- _Instructions for the task_: Answer with nothing except the number of lines that contain the word "arrow".

-- begin Data listing --

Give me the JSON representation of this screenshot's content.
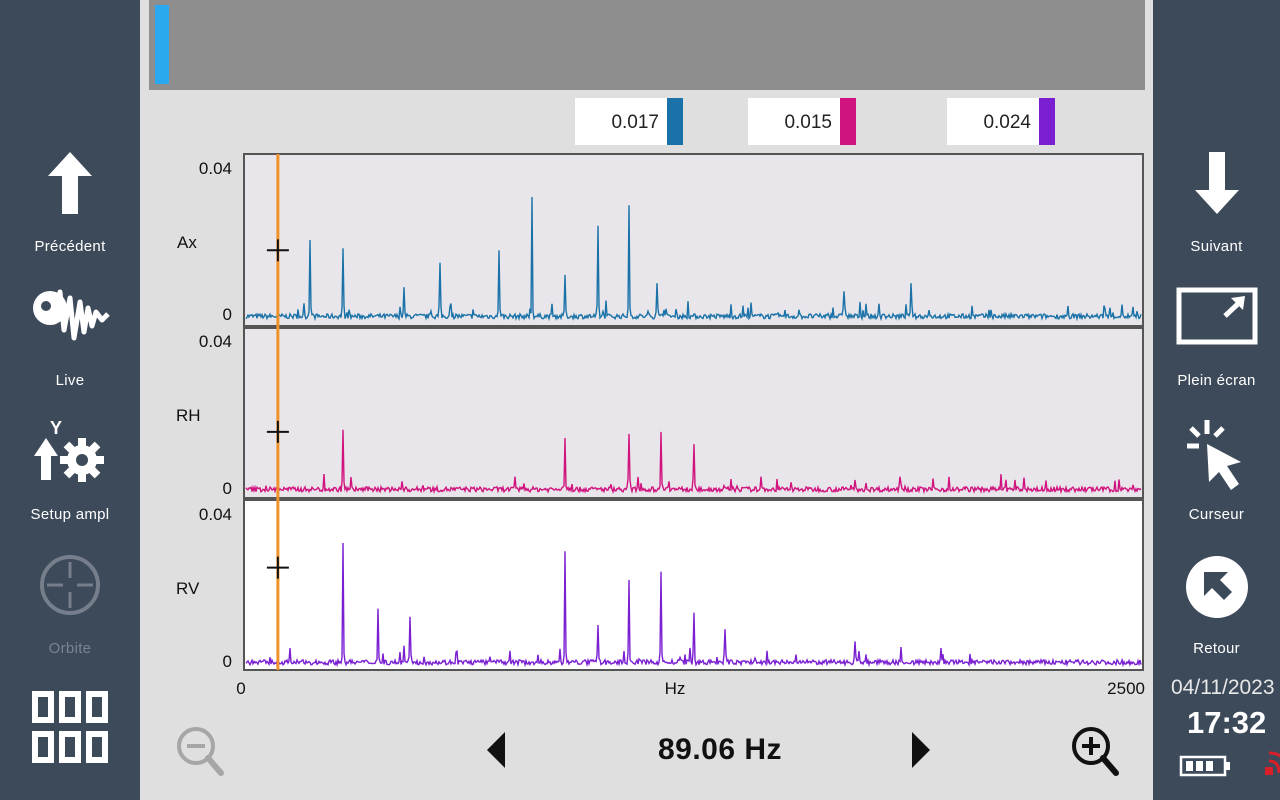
{
  "left_sidebar": {
    "previous_label": "Précédent",
    "live_label": "Live",
    "setup_ampl_label": "Setup ampl",
    "setup_ampl_axis_letter": "Y",
    "orbit_label": "Orbite",
    "menu_icon": "grid-menu-icon"
  },
  "right_sidebar": {
    "next_label": "Suivant",
    "fullscreen_label": "Plein écran",
    "cursor_label": "Curseur",
    "back_label": "Retour",
    "date": "04/11/2023",
    "time": "17:32",
    "icons": [
      "arrow-down-icon",
      "fullscreen-icon",
      "cursor-pointer-icon",
      "back-icon",
      "battery-icon",
      "wireless-icon"
    ]
  },
  "cursor_values": [
    {
      "value": "0.017",
      "color": "#1a72a8"
    },
    {
      "value": "0.015",
      "color": "#d0137e"
    },
    {
      "value": "0.024",
      "color": "#7a1fd2"
    }
  ],
  "plot": {
    "x_min_label": "0",
    "x_unit_label": "Hz",
    "x_max_label": "2500",
    "cursor_color": "#f0922a",
    "channels": [
      {
        "name": "Ax",
        "y_max_label": "0.04",
        "y_min_label": "0",
        "color": "#1a72a8"
      },
      {
        "name": "RH",
        "y_max_label": "0.04",
        "y_min_label": "0",
        "color": "#d0137e"
      },
      {
        "name": "RV",
        "y_max_label": "0.04",
        "y_min_label": "0",
        "color": "#7a1fd2"
      }
    ]
  },
  "bottom_bar": {
    "frequency": "89.06 Hz",
    "icons": [
      "zoom-out-icon",
      "prev-arrow-icon",
      "next-arrow-icon",
      "zoom-in-icon"
    ]
  },
  "chart_data": {
    "type": "line",
    "xlabel": "Hz",
    "xlim": [
      0,
      2500
    ],
    "cursor_hz": 89.06,
    "series": [
      {
        "name": "Ax",
        "ylim": [
          0,
          0.04
        ],
        "cursor_value": 0.017,
        "peaks": [
          [
            178,
            0.0195
          ],
          [
            272,
            0.0175
          ],
          [
            440,
            0.008
          ],
          [
            542,
            0.014
          ],
          [
            706,
            0.017
          ],
          [
            800,
            0.03
          ],
          [
            890,
            0.011
          ],
          [
            984,
            0.023
          ],
          [
            1070,
            0.028
          ],
          [
            1148,
            0.009
          ],
          [
            1670,
            0.007
          ],
          [
            1858,
            0.009
          ]
        ]
      },
      {
        "name": "RH",
        "ylim": [
          0,
          0.04
        ],
        "cursor_value": 0.015,
        "peaks": [
          [
            272,
            0.0155
          ],
          [
            890,
            0.0135
          ],
          [
            1070,
            0.0145
          ],
          [
            1160,
            0.015
          ],
          [
            1252,
            0.012
          ],
          [
            1828,
            0.004
          ]
        ]
      },
      {
        "name": "RV",
        "ylim": [
          0,
          0.04
        ],
        "cursor_value": 0.024,
        "peaks": [
          [
            272,
            0.03
          ],
          [
            368,
            0.014
          ],
          [
            458,
            0.012
          ],
          [
            890,
            0.028
          ],
          [
            982,
            0.01
          ],
          [
            1070,
            0.021
          ],
          [
            1160,
            0.023
          ],
          [
            1252,
            0.013
          ],
          [
            1338,
            0.009
          ],
          [
            1700,
            0.006
          ]
        ]
      }
    ]
  }
}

-- end Data listing --

- _Output below_: 3